* Start Dataset records *

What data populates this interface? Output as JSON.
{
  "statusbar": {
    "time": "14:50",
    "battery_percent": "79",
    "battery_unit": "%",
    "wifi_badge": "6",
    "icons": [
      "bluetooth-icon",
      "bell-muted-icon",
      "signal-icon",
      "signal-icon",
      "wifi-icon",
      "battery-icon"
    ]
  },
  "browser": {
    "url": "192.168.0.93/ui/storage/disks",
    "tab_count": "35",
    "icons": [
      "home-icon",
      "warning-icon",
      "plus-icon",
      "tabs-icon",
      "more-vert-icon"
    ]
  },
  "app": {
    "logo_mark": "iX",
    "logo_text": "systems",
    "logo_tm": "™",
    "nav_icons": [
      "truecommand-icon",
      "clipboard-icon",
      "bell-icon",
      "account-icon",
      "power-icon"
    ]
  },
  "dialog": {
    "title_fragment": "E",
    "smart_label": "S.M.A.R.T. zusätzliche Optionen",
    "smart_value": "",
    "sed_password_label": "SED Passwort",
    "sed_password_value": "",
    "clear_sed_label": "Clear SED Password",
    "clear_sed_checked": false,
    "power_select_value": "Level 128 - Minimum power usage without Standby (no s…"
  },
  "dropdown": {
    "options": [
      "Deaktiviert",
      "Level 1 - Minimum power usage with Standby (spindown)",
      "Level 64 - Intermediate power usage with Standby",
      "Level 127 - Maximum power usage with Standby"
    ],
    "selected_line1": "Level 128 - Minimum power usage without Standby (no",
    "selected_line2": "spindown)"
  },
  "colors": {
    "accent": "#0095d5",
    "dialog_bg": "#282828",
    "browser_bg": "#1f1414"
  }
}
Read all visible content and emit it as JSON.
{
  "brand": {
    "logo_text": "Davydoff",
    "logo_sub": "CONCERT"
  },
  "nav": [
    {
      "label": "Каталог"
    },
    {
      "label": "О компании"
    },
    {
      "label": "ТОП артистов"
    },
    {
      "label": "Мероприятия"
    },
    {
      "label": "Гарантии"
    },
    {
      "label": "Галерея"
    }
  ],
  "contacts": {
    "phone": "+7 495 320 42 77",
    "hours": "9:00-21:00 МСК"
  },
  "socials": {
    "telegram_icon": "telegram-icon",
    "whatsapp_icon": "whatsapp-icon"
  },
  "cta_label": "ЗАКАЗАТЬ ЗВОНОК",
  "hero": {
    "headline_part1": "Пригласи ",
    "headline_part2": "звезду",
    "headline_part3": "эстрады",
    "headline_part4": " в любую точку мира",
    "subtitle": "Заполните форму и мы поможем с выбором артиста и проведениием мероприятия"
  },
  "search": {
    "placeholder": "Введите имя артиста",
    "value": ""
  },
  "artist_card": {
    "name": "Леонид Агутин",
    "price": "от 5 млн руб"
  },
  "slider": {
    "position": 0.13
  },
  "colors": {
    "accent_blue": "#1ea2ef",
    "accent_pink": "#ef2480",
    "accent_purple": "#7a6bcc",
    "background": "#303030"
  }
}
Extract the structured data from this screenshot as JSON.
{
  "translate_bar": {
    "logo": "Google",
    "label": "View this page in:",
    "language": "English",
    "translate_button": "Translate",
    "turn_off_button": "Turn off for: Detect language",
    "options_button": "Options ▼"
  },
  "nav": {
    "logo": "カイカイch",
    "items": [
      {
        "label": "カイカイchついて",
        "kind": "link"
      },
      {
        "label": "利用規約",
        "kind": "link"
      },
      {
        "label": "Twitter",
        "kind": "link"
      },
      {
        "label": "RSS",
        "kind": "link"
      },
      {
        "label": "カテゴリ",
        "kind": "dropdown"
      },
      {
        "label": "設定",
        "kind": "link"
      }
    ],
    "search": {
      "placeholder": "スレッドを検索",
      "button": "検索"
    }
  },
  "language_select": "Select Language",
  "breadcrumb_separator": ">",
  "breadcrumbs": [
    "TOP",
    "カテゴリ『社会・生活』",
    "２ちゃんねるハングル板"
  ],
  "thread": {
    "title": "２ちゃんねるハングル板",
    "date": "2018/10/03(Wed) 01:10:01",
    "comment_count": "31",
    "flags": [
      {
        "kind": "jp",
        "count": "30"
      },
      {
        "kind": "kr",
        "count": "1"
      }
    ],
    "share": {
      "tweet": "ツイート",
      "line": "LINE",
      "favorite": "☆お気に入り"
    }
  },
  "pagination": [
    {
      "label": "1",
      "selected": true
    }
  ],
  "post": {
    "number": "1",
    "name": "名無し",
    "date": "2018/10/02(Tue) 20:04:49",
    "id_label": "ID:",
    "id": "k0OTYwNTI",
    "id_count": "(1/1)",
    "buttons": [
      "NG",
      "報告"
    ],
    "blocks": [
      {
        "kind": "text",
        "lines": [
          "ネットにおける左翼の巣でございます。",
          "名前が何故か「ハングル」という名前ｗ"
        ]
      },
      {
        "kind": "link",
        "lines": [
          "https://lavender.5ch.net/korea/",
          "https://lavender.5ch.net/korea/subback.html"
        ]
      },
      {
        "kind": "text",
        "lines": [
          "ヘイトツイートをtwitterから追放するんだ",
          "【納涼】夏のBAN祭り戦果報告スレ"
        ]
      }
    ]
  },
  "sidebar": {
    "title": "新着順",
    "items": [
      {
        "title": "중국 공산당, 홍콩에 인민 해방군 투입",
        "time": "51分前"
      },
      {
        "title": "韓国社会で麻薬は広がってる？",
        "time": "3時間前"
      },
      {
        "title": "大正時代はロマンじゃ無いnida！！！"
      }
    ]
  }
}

* End Dataset records *

:: What is needed ::
List every line above that contains the word "https".

:: The solution ::
          "https://lavender.5ch.net/korea/",
          "https://lavender.5ch.net/korea/subback.html"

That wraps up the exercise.